• _Extracted records_
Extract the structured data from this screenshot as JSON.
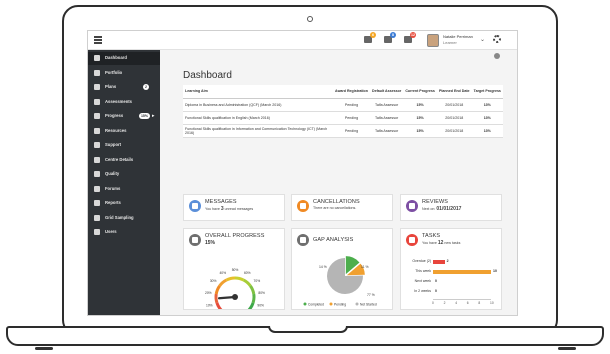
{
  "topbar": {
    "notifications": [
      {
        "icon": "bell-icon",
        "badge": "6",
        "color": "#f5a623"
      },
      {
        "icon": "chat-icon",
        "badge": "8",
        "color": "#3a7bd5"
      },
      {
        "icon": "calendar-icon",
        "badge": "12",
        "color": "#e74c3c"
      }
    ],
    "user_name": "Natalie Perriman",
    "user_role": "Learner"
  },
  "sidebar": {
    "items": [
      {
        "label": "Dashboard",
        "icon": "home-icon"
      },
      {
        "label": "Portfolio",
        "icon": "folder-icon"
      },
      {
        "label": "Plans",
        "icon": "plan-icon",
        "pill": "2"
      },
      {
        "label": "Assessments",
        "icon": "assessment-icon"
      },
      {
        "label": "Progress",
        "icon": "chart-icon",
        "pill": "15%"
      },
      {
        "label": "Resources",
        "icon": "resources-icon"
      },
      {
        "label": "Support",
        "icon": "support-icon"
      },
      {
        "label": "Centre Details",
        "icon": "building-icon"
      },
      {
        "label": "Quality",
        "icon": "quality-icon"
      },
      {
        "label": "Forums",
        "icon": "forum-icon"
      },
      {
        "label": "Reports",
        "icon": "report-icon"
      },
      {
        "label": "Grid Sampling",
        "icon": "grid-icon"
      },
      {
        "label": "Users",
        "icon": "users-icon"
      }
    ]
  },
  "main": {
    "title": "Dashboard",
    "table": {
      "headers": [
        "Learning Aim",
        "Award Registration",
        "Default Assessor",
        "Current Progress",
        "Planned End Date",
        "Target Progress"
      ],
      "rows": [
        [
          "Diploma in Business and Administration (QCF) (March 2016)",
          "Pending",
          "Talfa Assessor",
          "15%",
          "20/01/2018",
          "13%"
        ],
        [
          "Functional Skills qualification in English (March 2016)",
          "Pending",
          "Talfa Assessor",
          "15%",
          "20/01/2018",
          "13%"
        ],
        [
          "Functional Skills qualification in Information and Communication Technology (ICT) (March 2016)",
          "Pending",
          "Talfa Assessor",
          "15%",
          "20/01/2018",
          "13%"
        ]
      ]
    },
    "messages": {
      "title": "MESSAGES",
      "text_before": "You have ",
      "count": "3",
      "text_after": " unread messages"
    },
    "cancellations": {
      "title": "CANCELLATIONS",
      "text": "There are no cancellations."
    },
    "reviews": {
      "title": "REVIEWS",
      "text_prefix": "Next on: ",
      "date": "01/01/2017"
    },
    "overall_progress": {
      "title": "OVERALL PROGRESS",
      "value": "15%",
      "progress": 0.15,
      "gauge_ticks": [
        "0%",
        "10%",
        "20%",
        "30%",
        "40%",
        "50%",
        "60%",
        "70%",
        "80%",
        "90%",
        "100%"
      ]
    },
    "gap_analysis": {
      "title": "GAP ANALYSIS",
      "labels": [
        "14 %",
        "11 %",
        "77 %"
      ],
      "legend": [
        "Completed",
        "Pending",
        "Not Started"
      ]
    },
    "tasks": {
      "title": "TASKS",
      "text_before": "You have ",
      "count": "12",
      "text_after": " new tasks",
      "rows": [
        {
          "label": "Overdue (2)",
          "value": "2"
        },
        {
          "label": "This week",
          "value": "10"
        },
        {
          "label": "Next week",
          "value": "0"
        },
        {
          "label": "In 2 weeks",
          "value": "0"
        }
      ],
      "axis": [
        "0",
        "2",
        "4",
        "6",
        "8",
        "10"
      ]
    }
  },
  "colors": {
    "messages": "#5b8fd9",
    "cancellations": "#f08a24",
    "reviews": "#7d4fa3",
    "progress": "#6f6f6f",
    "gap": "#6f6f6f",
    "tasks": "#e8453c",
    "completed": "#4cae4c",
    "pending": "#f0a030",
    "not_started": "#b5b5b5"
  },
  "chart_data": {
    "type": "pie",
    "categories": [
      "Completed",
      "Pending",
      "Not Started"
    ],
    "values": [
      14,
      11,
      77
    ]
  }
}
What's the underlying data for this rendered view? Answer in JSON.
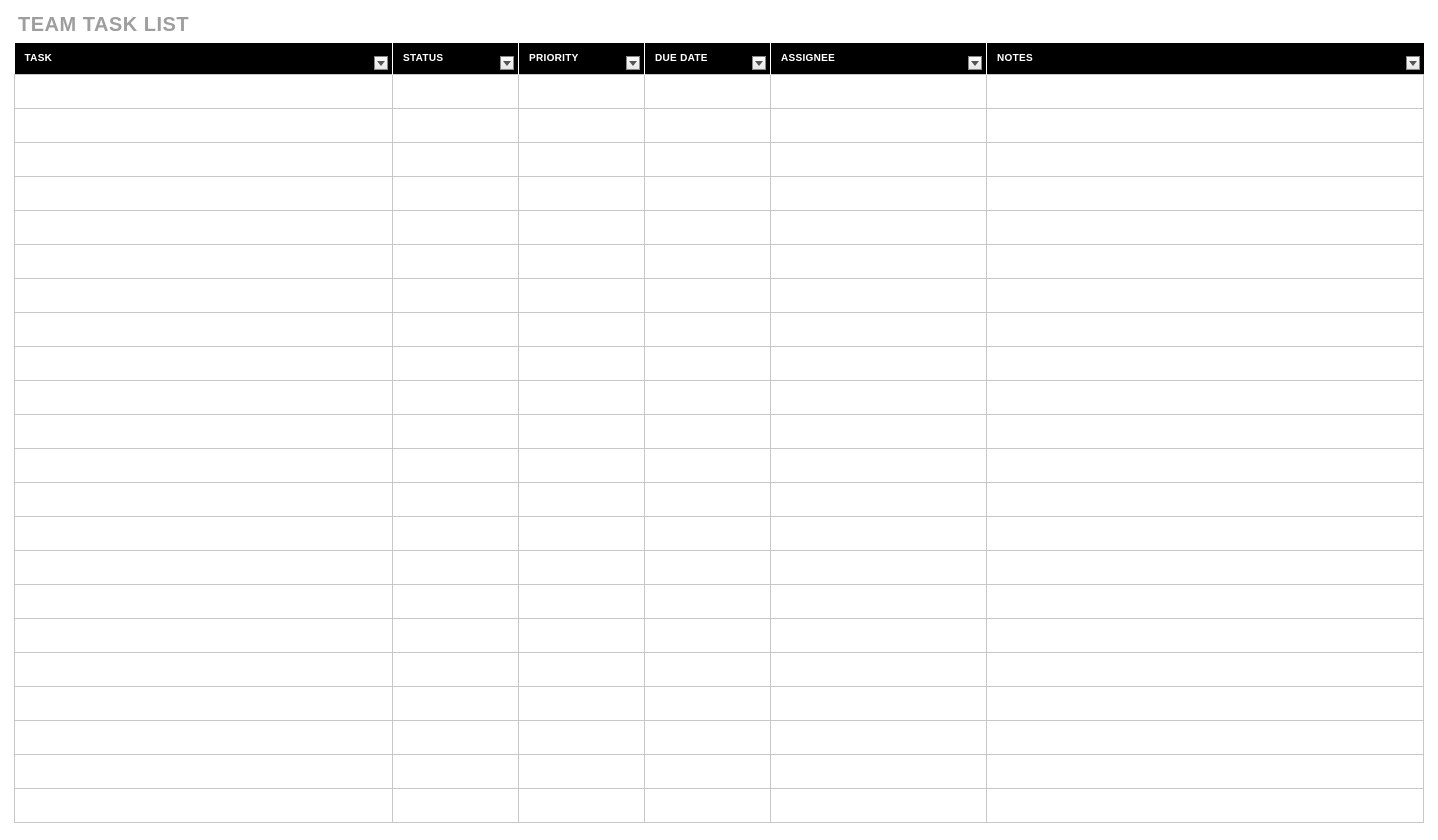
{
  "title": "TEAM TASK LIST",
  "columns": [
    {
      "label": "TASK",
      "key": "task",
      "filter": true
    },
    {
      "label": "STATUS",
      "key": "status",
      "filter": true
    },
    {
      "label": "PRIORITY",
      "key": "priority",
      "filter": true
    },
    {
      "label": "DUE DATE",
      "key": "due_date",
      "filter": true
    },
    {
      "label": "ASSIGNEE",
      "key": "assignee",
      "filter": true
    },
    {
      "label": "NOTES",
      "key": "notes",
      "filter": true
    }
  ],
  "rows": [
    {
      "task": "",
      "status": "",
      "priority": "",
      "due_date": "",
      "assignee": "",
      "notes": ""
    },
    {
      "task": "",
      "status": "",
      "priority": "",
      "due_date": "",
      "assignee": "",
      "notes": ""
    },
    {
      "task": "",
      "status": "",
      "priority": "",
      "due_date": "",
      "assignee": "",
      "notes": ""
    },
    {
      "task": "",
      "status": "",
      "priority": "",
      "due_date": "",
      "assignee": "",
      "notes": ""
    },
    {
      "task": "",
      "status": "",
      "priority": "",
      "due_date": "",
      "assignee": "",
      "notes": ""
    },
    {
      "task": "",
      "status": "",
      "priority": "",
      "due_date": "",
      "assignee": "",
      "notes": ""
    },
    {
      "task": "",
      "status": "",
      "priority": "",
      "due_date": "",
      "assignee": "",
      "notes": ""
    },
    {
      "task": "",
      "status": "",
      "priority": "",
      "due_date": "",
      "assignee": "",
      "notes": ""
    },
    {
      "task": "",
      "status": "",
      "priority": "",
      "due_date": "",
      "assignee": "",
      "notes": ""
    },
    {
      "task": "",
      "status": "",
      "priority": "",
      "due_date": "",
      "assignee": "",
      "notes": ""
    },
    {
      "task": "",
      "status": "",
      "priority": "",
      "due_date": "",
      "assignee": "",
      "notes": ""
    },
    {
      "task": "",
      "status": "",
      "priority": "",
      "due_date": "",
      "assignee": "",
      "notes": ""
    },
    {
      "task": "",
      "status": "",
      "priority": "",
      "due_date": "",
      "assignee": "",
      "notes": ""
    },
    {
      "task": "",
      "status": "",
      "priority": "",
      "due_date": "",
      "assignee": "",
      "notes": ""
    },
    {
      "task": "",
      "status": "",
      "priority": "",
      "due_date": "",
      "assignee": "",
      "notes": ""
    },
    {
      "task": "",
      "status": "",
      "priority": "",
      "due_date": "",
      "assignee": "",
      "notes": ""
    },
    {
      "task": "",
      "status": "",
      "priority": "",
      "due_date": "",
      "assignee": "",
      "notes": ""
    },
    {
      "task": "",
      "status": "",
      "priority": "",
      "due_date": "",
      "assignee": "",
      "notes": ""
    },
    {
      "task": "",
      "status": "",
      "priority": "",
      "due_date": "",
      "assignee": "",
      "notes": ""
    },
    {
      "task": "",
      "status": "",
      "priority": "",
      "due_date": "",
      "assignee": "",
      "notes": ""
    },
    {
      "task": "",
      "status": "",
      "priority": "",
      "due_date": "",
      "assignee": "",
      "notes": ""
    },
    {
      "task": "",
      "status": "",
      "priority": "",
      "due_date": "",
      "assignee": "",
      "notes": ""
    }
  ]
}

• _Given request_
Write down every line of the data above that includes the string "Functional".

• _Exercise result_
          "Functional Skills qualification in English (March 2016)",
          "Functional Skills qualification in Information and Communication Technology (ICT) (March 2016)",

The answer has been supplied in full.